▶ _Written problem_:
Reproduce each line bearing the word "nPerformance".

** start Task input **

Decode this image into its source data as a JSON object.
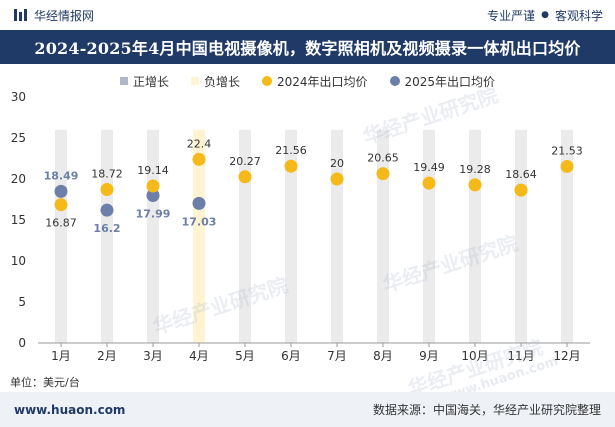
{
  "brand": {
    "name": "华经情报网"
  },
  "tagline": {
    "left": "专业严谨",
    "right": "客观科学"
  },
  "title": "2024-2025年4月中国电视摄像机，数字照相机及视频摄录一体机出口均价",
  "legend": {
    "pos": "正增长",
    "neg": "负增长",
    "s2024": "2024年出口均价",
    "s2025": "2025年出口均价"
  },
  "unit": "单位：美元/台",
  "footer": {
    "site": "www.huaon.com",
    "source": "数据来源：中国海关，华经产业研究院整理"
  },
  "watermarks": {
    "main": "华经产业研究院",
    "url": "www.huaon.com"
  },
  "colors": {
    "s2024": "#f5b919",
    "s2025": "#6c7fa8",
    "pos": "#b0b8c8",
    "neg": "#fff3d2",
    "band": "#ebebeb",
    "title_bg": "#1f3a66"
  },
  "chart_data": {
    "type": "scatter",
    "categories": [
      "1月",
      "2月",
      "3月",
      "4月",
      "5月",
      "6月",
      "7月",
      "8月",
      "9月",
      "10月",
      "11月",
      "12月"
    ],
    "series": [
      {
        "name": "2024年出口均价",
        "values": [
          16.87,
          18.72,
          19.14,
          22.4,
          20.27,
          21.56,
          20,
          20.65,
          19.49,
          19.28,
          18.64,
          21.53
        ]
      },
      {
        "name": "2025年出口均价",
        "values": [
          18.49,
          16.2,
          17.99,
          17.03,
          null,
          null,
          null,
          null,
          null,
          null,
          null,
          null
        ]
      }
    ],
    "growth": {
      "positive": [],
      "negative": [
        3
      ]
    },
    "ylim": [
      0,
      30
    ],
    "yticks": [
      0,
      5,
      10,
      15,
      20,
      25,
      30
    ],
    "band_top": 26,
    "xlabel": "",
    "ylabel": "",
    "legend_position": "top"
  }
}
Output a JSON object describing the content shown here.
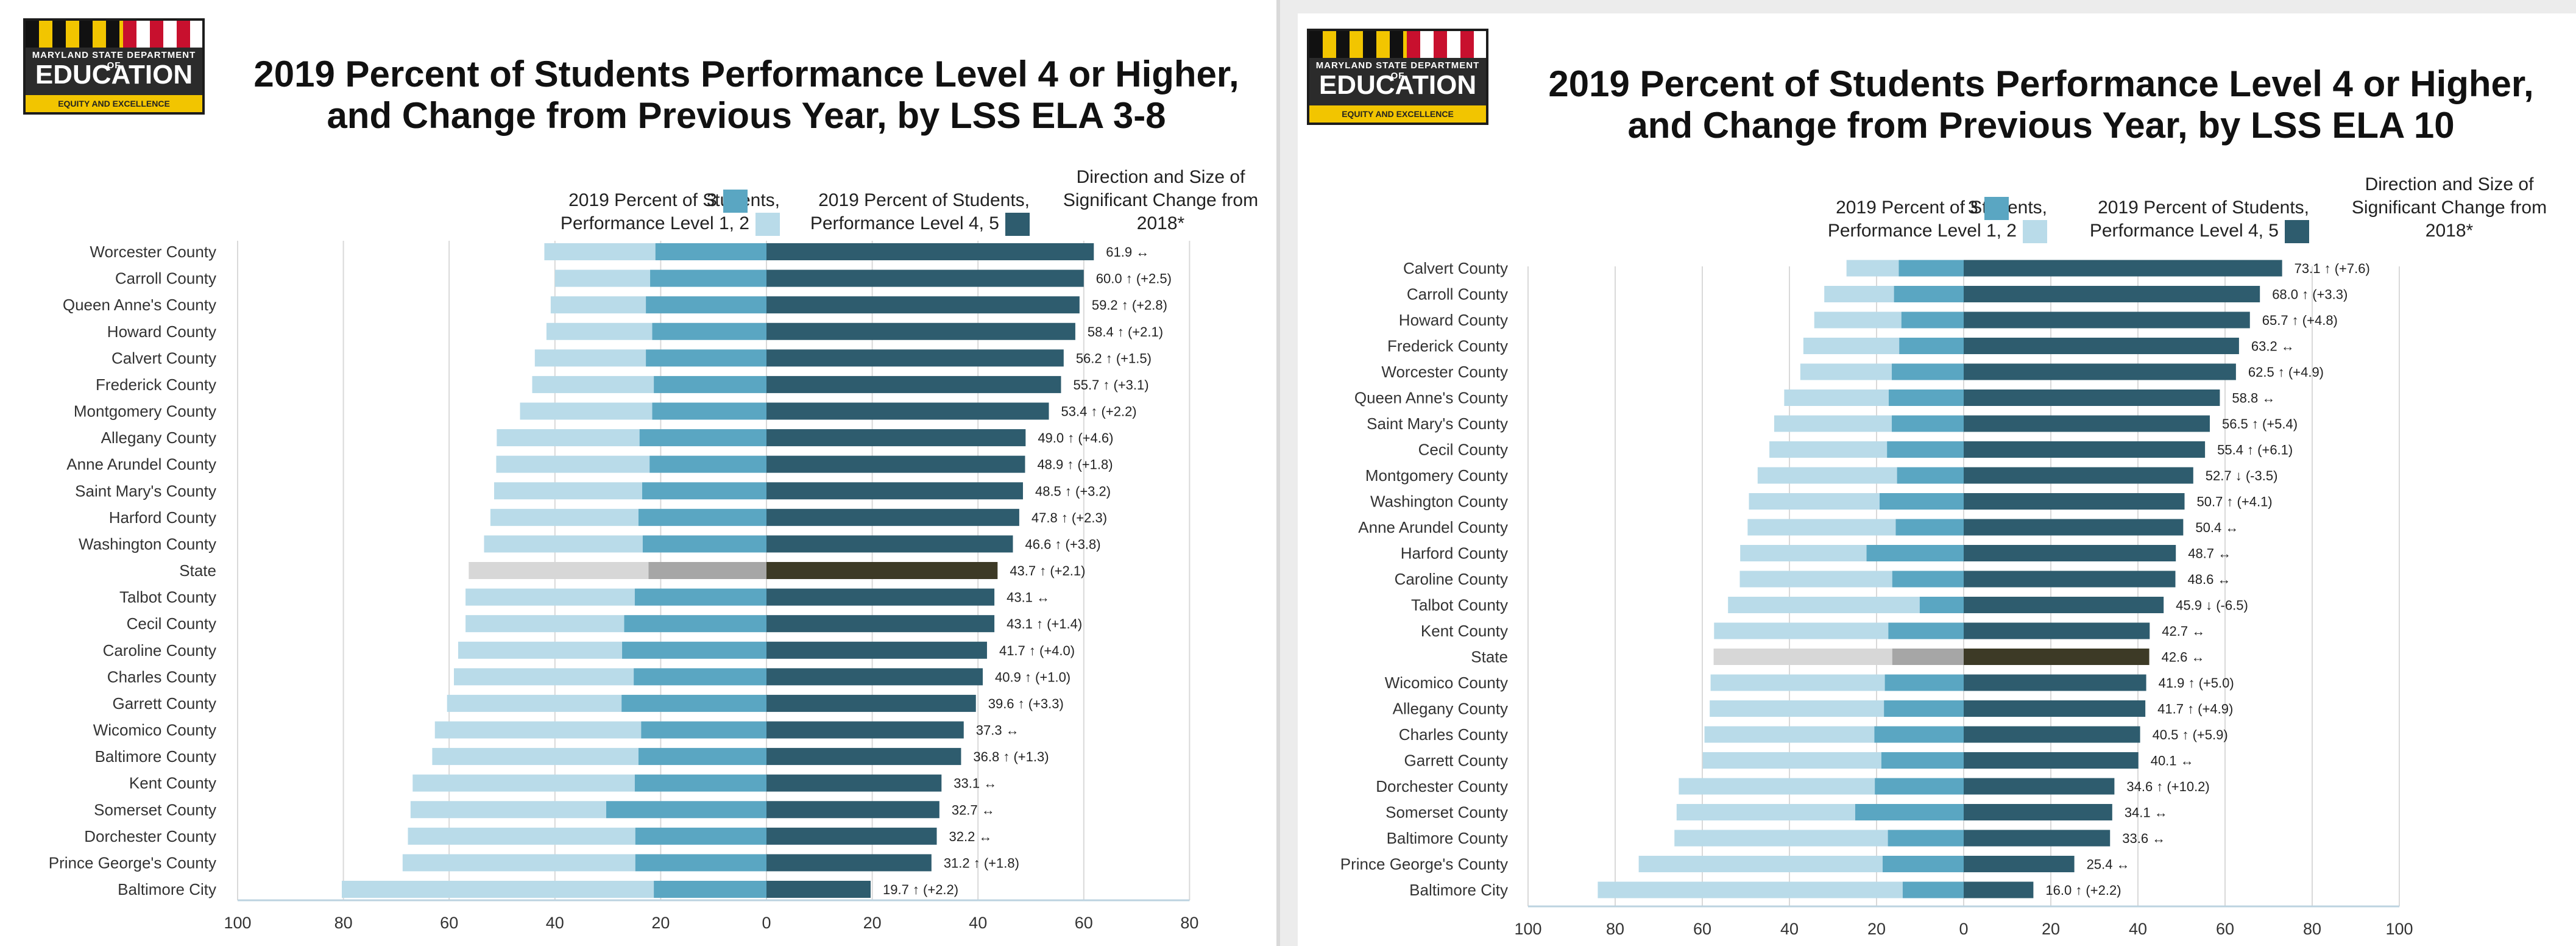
{
  "logo": {
    "state_line": "MARYLAND STATE DEPARTMENT OF",
    "name": "EDUCATION",
    "tagline": "EQUITY AND EXCELLENCE"
  },
  "legend": {
    "level12_label": "2019 Percent of Students,\nPerformance Level 1, 2",
    "level3_label": "3",
    "level45_label": "2019 Percent of Students,\nPerformance Level 4, 5",
    "change_label": "Direction and Size of\nSignificant Change from\n2018*"
  },
  "colors": {
    "level12": "#b9dbe9",
    "level3": "#5aa6c2",
    "level45": "#2e5c6e",
    "state_level12": "#d7d7d7",
    "state_level3": "#a6a6a6",
    "state_level45": "#3d3a26",
    "grid": "#d9d9d9",
    "axis": "#bcd3e0"
  },
  "chart_data": [
    {
      "type": "bar",
      "title": "2019 Percent of Students Performance Level 4 or Higher,\nand Change from Previous Year, by LSS ELA 3-8",
      "x_ticks": [
        "100",
        "80",
        "60",
        "40",
        "20",
        "0",
        "20",
        "40",
        "60",
        "80"
      ],
      "xlim": [
        -100,
        80
      ],
      "grid": true,
      "rows": [
        {
          "name": "Worcester County",
          "level12": 21.0,
          "level3": 21.0,
          "level45": 61.9,
          "label": "61.9 ↔"
        },
        {
          "name": "Carroll County",
          "level12": 18.0,
          "level3": 22.0,
          "level45": 60.0,
          "label": "60.0 ↑ (+2.5)"
        },
        {
          "name": "Queen Anne's County",
          "level12": 18.0,
          "level3": 22.8,
          "level45": 59.2,
          "label": "59.2 ↑ (+2.8)"
        },
        {
          "name": "Howard County",
          "level12": 20.0,
          "level3": 21.6,
          "level45": 58.4,
          "label": "58.4 ↑ (+2.1)"
        },
        {
          "name": "Calvert County",
          "level12": 21.0,
          "level3": 22.8,
          "level45": 56.2,
          "label": "56.2 ↑ (+1.5)"
        },
        {
          "name": "Frederick County",
          "level12": 23.0,
          "level3": 21.3,
          "level45": 55.7,
          "label": "55.7 ↑ (+3.1)"
        },
        {
          "name": "Montgomery County",
          "level12": 25.0,
          "level3": 21.6,
          "level45": 53.4,
          "label": "53.4 ↑ (+2.2)"
        },
        {
          "name": "Allegany County",
          "level12": 27.0,
          "level3": 24.0,
          "level45": 49.0,
          "label": "49.0 ↑ (+4.6)"
        },
        {
          "name": "Anne Arundel County",
          "level12": 29.0,
          "level3": 22.1,
          "level45": 48.9,
          "label": "48.9 ↑ (+1.8)"
        },
        {
          "name": "Saint Mary's County",
          "level12": 28.0,
          "level3": 23.5,
          "level45": 48.5,
          "label": "48.5 ↑ (+3.2)"
        },
        {
          "name": "Harford County",
          "level12": 28.0,
          "level3": 24.2,
          "level45": 47.8,
          "label": "47.8 ↑ (+2.3)"
        },
        {
          "name": "Washington County",
          "level12": 30.0,
          "level3": 23.4,
          "level45": 46.6,
          "label": "46.6 ↑ (+3.8)"
        },
        {
          "name": "State",
          "level12": 34.0,
          "level3": 22.3,
          "level45": 43.7,
          "label": "43.7 ↑ (+2.1)",
          "is_state": true
        },
        {
          "name": "Talbot County",
          "level12": 32.0,
          "level3": 24.9,
          "level45": 43.1,
          "label": "43.1 ↔"
        },
        {
          "name": "Cecil County",
          "level12": 30.0,
          "level3": 26.9,
          "level45": 43.1,
          "label": "43.1 ↑ (+1.4)"
        },
        {
          "name": "Caroline County",
          "level12": 31.0,
          "level3": 27.3,
          "level45": 41.7,
          "label": "41.7 ↑ (+4.0)"
        },
        {
          "name": "Charles County",
          "level12": 34.0,
          "level3": 25.1,
          "level45": 40.9,
          "label": "40.9 ↑ (+1.0)"
        },
        {
          "name": "Garrett County",
          "level12": 33.0,
          "level3": 27.4,
          "level45": 39.6,
          "label": "39.6 ↑ (+3.3)"
        },
        {
          "name": "Wicomico County",
          "level12": 39.0,
          "level3": 23.7,
          "level45": 37.3,
          "label": "37.3 ↔"
        },
        {
          "name": "Baltimore County",
          "level12": 39.0,
          "level3": 24.2,
          "level45": 36.8,
          "label": "36.8 ↑ (+1.3)"
        },
        {
          "name": "Kent County",
          "level12": 42.0,
          "level3": 24.9,
          "level45": 33.1,
          "label": "33.1 ↔"
        },
        {
          "name": "Somerset County",
          "level12": 37.0,
          "level3": 30.3,
          "level45": 32.7,
          "label": "32.7 ↔"
        },
        {
          "name": "Dorchester County",
          "level12": 43.0,
          "level3": 24.8,
          "level45": 32.2,
          "label": "32.2 ↔"
        },
        {
          "name": "Prince George's County",
          "level12": 44.0,
          "level3": 24.8,
          "level45": 31.2,
          "label": "31.2 ↑ (+1.8)"
        },
        {
          "name": "Baltimore City",
          "level12": 59.0,
          "level3": 21.3,
          "level45": 19.7,
          "label": "19.7 ↑ (+2.2)"
        }
      ]
    },
    {
      "type": "bar",
      "title": "2019 Percent of Students Performance Level 4 or Higher,\nand Change from Previous Year, by LSS ELA 10",
      "x_ticks": [
        "100",
        "80",
        "60",
        "40",
        "20",
        "0",
        "20",
        "40",
        "60",
        "80",
        "100"
      ],
      "xlim": [
        -100,
        100
      ],
      "grid": true,
      "rows": [
        {
          "name": "Calvert County",
          "level12": 12.0,
          "level3": 14.9,
          "level45": 73.1,
          "label": "73.1 ↑ (+7.6)"
        },
        {
          "name": "Carroll County",
          "level12": 16.0,
          "level3": 16.0,
          "level45": 68.0,
          "label": "68.0 ↑ (+3.3)"
        },
        {
          "name": "Howard County",
          "level12": 20.0,
          "level3": 14.3,
          "level45": 65.7,
          "label": "65.7 ↑ (+4.8)"
        },
        {
          "name": "Frederick County",
          "level12": 22.0,
          "level3": 14.8,
          "level45": 63.2,
          "label": "63.2 ↔"
        },
        {
          "name": "Worcester County",
          "level12": 21.0,
          "level3": 16.5,
          "level45": 62.5,
          "label": "62.5 ↑ (+4.9)"
        },
        {
          "name": "Queen Anne's County",
          "level12": 24.0,
          "level3": 17.2,
          "level45": 58.8,
          "label": "58.8 ↔"
        },
        {
          "name": "Saint Mary's County",
          "level12": 27.0,
          "level3": 16.5,
          "level45": 56.5,
          "label": "56.5 ↑ (+5.4)"
        },
        {
          "name": "Cecil County",
          "level12": 27.0,
          "level3": 17.6,
          "level45": 55.4,
          "label": "55.4 ↑ (+6.1)"
        },
        {
          "name": "Montgomery County",
          "level12": 32.0,
          "level3": 15.3,
          "level45": 52.7,
          "label": "52.7 ↓ (-3.5)"
        },
        {
          "name": "Washington County",
          "level12": 30.0,
          "level3": 19.3,
          "level45": 50.7,
          "label": "50.7 ↑ (+4.1)"
        },
        {
          "name": "Anne Arundel County",
          "level12": 34.0,
          "level3": 15.6,
          "level45": 50.4,
          "label": "50.4 ↔"
        },
        {
          "name": "Harford County",
          "level12": 29.0,
          "level3": 22.3,
          "level45": 48.7,
          "label": "48.7 ↔"
        },
        {
          "name": "Caroline County",
          "level12": 35.0,
          "level3": 16.4,
          "level45": 48.6,
          "label": "48.6 ↔"
        },
        {
          "name": "Talbot County",
          "level12": 44.0,
          "level3": 10.1,
          "level45": 45.9,
          "label": "45.9 ↓ (-6.5)"
        },
        {
          "name": "Kent County",
          "level12": 40.0,
          "level3": 17.3,
          "level45": 42.7,
          "label": "42.7 ↔"
        },
        {
          "name": "State",
          "level12": 41.0,
          "level3": 16.4,
          "level45": 42.6,
          "label": "42.6 ↔",
          "is_state": true
        },
        {
          "name": "Wicomico County",
          "level12": 40.0,
          "level3": 18.1,
          "level45": 41.9,
          "label": "41.9 ↑ (+5.0)"
        },
        {
          "name": "Allegany County",
          "level12": 40.0,
          "level3": 18.3,
          "level45": 41.7,
          "label": "41.7 ↑ (+4.9)"
        },
        {
          "name": "Charles County",
          "level12": 39.0,
          "level3": 20.5,
          "level45": 40.5,
          "label": "40.5 ↑ (+5.9)"
        },
        {
          "name": "Garrett County",
          "level12": 41.0,
          "level3": 18.9,
          "level45": 40.1,
          "label": "40.1 ↔"
        },
        {
          "name": "Dorchester County",
          "level12": 45.0,
          "level3": 20.4,
          "level45": 34.6,
          "label": "34.6 ↑ (+10.2)"
        },
        {
          "name": "Somerset County",
          "level12": 41.0,
          "level3": 24.9,
          "level45": 34.1,
          "label": "34.1 ↔"
        },
        {
          "name": "Baltimore County",
          "level12": 49.0,
          "level3": 17.4,
          "level45": 33.6,
          "label": "33.6 ↔"
        },
        {
          "name": "Prince George's County",
          "level12": 56.0,
          "level3": 18.6,
          "level45": 25.4,
          "label": "25.4 ↔"
        },
        {
          "name": "Baltimore City",
          "level12": 70.0,
          "level3": 14.0,
          "level45": 16.0,
          "label": "16.0 ↑ (+2.2)"
        }
      ]
    }
  ]
}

** end Task input **

▶ _Result of the task_:
    "level12_label": "2019 Percent of Students,\nPerformance Level 1, 2",
    "level45_label": "2019 Percent of Students,\nPerformance Level 4, 5",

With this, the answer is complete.